**WRITTEN TASK**
Pull each line holding "JSON" out of the entries below.

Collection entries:
○ ○ ○ ○ ○

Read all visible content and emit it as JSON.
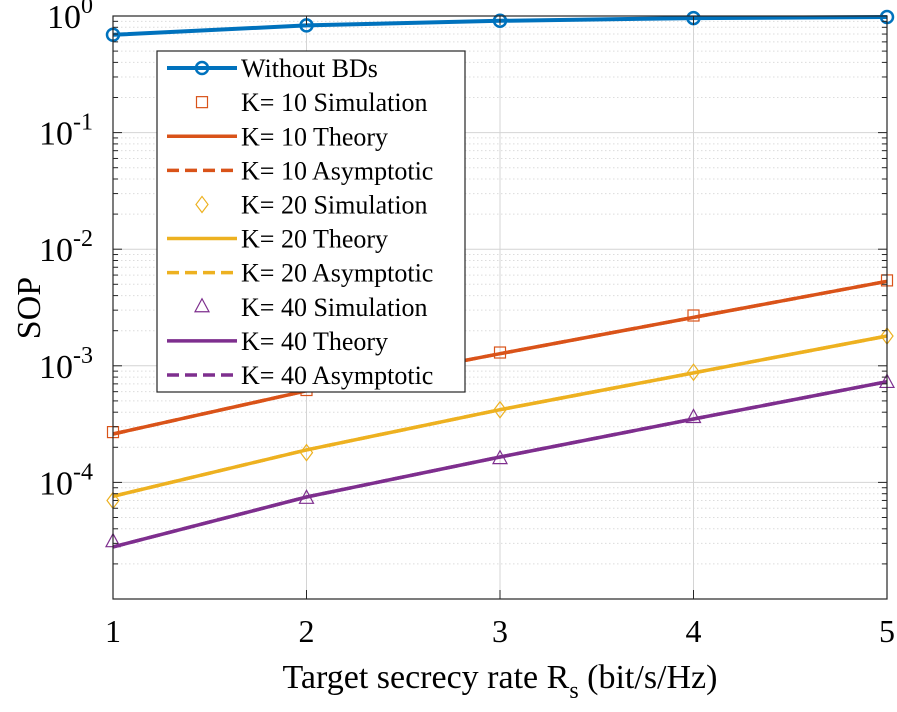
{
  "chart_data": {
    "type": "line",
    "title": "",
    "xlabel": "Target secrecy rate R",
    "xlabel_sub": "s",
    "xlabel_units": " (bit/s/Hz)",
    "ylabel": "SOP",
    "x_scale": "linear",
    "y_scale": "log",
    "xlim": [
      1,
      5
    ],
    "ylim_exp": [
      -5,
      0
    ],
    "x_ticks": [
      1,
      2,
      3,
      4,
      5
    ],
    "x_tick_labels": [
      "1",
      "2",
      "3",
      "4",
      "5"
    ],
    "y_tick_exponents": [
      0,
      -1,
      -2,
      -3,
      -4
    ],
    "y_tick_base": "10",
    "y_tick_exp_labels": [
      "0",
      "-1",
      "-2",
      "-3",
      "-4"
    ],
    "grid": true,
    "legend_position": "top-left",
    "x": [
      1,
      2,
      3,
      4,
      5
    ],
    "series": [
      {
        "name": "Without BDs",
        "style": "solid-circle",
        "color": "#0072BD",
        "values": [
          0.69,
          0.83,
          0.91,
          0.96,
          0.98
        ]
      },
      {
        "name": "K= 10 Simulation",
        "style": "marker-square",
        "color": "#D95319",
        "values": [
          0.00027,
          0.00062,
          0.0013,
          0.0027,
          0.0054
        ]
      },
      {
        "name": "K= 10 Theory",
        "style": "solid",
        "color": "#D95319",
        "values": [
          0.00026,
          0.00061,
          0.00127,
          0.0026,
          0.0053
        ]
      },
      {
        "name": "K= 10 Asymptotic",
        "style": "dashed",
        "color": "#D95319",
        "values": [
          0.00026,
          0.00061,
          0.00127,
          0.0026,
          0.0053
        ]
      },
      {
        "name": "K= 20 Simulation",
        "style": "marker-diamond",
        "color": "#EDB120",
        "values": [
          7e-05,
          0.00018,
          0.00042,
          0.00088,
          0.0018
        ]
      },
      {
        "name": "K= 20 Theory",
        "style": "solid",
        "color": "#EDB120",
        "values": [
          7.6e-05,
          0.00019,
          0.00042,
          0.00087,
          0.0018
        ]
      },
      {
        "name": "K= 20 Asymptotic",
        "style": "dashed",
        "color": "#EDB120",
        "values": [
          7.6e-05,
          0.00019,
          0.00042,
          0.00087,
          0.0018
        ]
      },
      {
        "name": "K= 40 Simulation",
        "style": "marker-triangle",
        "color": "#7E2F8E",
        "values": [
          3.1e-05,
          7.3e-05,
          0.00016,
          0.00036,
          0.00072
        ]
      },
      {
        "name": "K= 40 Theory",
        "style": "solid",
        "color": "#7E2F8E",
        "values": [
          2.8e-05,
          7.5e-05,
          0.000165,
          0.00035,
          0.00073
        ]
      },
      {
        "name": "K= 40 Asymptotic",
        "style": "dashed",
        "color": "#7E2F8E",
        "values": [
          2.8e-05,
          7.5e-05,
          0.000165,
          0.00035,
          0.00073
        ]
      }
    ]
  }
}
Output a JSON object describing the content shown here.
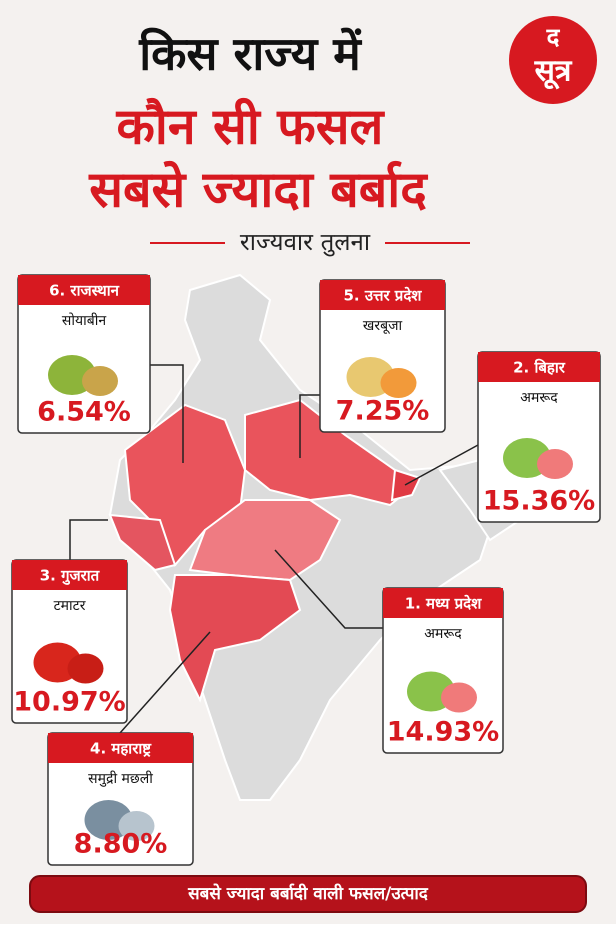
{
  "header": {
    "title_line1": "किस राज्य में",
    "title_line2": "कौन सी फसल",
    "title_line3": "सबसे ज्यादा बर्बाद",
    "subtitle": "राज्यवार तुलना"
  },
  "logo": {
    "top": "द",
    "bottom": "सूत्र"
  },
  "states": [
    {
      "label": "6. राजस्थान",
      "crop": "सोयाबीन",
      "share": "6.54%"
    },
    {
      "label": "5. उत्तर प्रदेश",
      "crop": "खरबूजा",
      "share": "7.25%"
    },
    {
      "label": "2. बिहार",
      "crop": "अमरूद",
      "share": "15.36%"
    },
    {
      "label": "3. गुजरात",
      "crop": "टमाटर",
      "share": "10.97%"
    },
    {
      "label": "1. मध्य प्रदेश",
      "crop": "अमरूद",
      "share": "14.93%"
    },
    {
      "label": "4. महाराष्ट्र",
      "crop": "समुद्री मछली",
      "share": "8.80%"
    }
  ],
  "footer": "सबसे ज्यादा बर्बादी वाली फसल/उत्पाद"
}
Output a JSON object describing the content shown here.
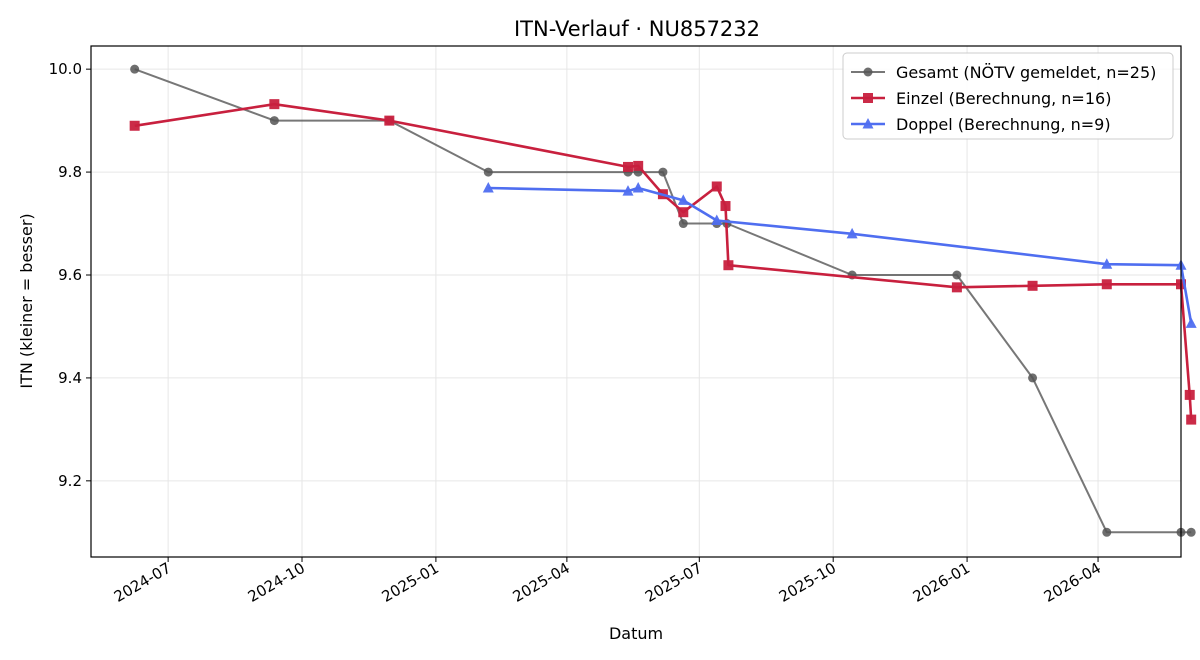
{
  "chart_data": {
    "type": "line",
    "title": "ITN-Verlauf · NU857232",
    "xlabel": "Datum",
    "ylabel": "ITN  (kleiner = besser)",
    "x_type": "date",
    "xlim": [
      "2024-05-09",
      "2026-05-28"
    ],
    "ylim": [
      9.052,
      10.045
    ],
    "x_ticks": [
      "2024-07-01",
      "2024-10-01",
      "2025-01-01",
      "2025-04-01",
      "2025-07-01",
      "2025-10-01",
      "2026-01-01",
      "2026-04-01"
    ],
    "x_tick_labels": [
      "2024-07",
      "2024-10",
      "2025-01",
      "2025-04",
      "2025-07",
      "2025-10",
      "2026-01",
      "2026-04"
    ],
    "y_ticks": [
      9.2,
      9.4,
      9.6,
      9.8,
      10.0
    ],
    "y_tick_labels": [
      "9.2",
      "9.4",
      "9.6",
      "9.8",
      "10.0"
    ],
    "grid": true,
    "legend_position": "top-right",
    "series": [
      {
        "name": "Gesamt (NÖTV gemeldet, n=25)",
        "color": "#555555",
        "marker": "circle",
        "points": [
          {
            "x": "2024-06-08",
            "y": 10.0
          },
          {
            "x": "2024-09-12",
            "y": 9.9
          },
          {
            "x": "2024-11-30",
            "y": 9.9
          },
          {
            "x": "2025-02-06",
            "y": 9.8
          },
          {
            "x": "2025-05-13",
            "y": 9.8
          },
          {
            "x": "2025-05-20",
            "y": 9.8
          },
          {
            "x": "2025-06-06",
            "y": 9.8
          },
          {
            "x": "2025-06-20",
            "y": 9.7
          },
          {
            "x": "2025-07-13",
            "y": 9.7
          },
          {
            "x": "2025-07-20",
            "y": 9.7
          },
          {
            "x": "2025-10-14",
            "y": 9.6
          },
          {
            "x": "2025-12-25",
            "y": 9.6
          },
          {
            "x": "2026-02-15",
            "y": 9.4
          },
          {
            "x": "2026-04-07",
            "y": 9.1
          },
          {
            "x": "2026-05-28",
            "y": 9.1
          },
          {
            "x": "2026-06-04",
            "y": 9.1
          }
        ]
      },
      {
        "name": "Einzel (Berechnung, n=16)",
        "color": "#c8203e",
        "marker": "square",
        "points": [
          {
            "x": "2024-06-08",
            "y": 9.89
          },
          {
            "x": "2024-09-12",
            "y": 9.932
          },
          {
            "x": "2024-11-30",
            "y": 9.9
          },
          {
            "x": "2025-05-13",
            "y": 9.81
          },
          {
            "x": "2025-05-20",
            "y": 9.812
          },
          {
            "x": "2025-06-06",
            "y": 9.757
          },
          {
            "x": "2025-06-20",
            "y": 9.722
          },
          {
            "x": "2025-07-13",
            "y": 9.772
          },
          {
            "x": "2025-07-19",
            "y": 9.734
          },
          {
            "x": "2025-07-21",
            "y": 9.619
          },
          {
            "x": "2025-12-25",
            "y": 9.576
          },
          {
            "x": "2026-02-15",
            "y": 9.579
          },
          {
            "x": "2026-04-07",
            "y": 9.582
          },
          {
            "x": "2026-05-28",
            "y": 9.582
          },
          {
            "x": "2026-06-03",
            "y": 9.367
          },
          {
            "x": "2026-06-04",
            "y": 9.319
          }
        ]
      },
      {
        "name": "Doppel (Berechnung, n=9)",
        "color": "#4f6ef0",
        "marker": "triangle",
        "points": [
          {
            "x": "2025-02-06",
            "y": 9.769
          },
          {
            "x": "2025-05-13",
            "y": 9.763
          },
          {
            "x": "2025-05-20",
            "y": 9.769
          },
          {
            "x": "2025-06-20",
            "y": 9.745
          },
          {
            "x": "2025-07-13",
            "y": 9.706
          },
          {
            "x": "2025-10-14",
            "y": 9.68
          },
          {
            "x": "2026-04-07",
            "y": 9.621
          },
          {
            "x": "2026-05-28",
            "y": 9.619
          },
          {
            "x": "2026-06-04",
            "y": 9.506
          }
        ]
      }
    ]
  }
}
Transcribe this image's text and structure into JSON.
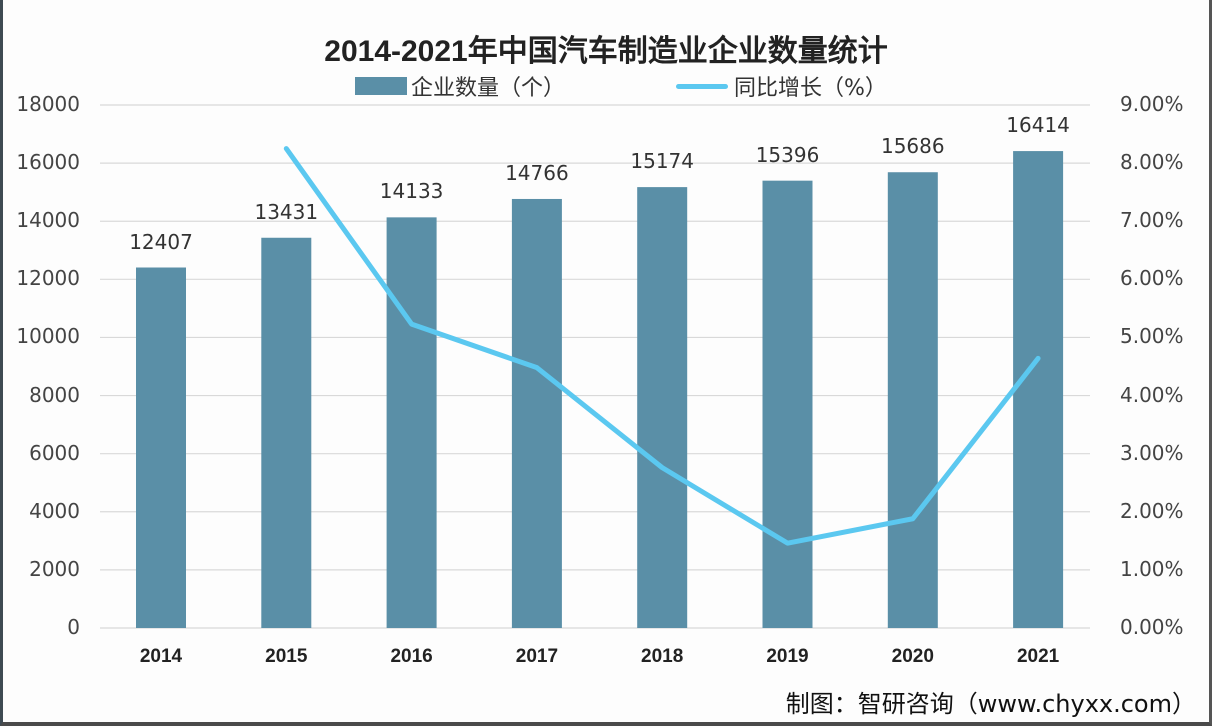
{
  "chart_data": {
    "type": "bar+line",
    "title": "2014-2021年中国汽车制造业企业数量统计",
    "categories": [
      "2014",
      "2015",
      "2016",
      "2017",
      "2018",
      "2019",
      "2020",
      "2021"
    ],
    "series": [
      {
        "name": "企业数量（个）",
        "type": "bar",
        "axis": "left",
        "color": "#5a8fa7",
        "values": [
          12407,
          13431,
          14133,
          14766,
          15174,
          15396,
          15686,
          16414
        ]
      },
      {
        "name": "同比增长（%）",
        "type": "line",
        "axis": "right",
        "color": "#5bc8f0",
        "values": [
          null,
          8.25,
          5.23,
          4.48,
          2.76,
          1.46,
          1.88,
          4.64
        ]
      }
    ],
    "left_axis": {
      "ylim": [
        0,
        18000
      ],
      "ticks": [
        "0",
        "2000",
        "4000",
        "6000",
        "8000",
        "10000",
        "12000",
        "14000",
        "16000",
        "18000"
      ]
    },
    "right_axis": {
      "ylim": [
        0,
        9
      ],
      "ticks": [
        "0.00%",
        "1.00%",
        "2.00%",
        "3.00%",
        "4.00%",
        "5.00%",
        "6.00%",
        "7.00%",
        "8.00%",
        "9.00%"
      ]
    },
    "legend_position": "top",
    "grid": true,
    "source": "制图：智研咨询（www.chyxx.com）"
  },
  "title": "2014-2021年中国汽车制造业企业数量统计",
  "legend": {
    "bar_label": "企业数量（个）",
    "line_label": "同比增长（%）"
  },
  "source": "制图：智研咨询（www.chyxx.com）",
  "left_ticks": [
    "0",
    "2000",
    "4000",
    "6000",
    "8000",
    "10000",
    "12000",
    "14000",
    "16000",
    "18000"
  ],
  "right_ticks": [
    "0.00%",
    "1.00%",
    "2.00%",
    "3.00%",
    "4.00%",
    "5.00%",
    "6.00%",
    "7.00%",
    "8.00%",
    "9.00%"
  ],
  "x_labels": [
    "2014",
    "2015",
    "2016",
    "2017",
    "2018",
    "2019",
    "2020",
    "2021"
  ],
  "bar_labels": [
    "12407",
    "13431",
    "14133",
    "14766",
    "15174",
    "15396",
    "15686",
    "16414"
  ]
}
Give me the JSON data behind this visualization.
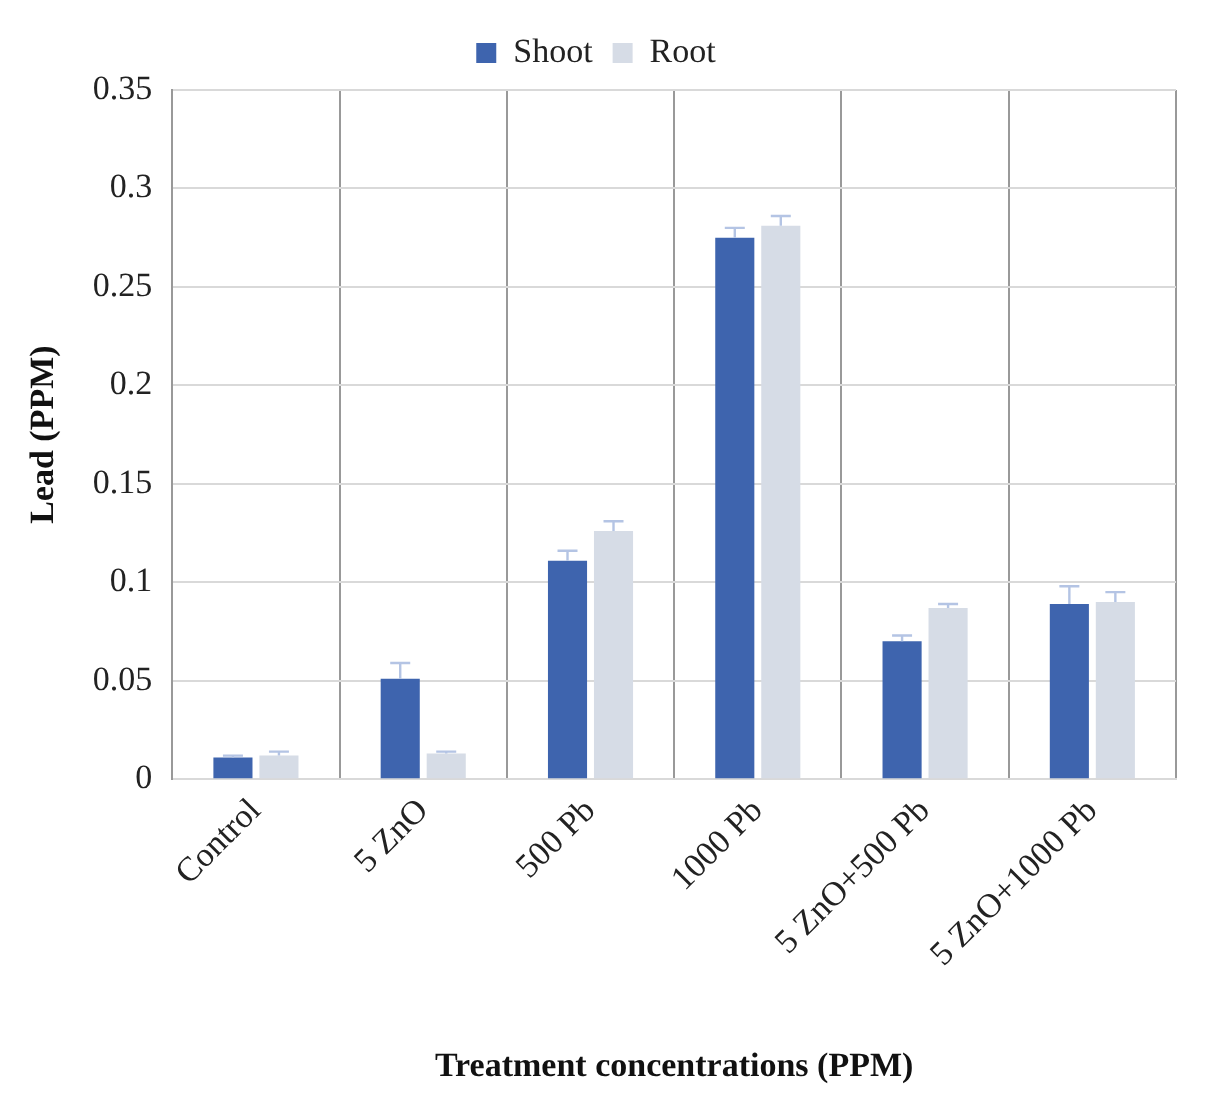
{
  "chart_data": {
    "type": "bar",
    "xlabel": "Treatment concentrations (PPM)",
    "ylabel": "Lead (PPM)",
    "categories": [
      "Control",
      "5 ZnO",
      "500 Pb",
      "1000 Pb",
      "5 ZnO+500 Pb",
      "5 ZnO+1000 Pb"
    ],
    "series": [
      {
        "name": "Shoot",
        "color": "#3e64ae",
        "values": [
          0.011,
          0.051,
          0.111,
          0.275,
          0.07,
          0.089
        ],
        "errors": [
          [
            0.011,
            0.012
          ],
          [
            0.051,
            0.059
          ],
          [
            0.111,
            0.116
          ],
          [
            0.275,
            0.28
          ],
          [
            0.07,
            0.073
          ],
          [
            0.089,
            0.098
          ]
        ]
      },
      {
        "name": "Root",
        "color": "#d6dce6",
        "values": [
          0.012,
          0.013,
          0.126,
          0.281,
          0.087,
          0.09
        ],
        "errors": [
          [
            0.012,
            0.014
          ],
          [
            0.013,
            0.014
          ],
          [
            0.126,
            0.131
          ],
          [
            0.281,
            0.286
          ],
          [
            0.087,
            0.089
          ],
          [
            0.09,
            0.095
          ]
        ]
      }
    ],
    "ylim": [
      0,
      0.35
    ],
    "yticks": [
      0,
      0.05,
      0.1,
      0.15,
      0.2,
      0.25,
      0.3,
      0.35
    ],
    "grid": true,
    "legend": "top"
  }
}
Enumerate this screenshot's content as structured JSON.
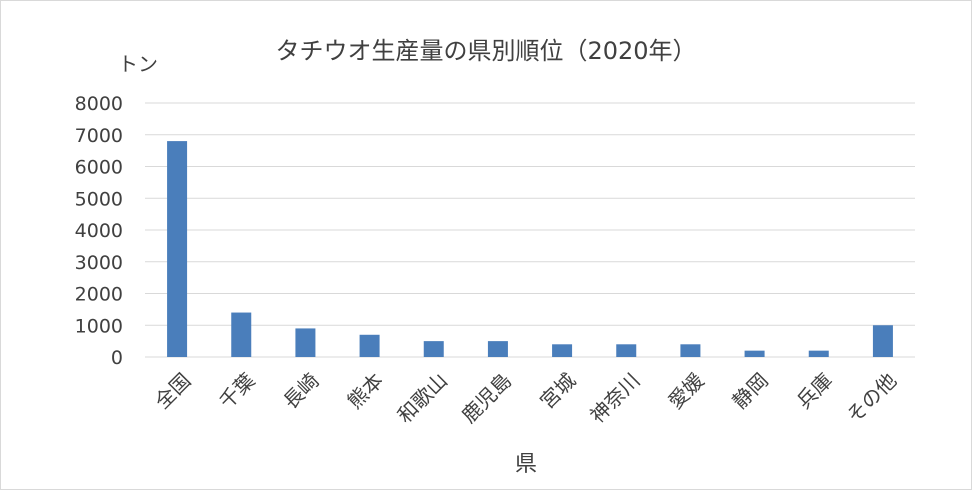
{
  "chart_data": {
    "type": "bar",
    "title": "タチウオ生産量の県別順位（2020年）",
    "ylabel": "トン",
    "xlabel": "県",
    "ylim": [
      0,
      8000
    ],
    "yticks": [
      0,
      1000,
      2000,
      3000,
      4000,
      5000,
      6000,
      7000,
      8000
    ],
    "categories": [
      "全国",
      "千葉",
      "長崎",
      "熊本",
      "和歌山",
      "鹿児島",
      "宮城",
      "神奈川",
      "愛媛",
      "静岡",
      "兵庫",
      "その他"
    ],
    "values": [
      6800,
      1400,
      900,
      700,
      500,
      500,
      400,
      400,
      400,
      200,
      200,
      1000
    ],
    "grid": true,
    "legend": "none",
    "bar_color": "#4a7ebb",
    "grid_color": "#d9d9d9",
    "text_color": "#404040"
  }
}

○ ○ ○ ○ ○

**ANSWER TO THE TASK**
Read all visible content and emit it as JSON.
Output a JSON object describing the content shown here.
Output a JSON object describing the content shown here.
Transcribe this image's text and structure into JSON.
Give me the JSON data behind this visualization.
Enumerate this screenshot's content as structured JSON.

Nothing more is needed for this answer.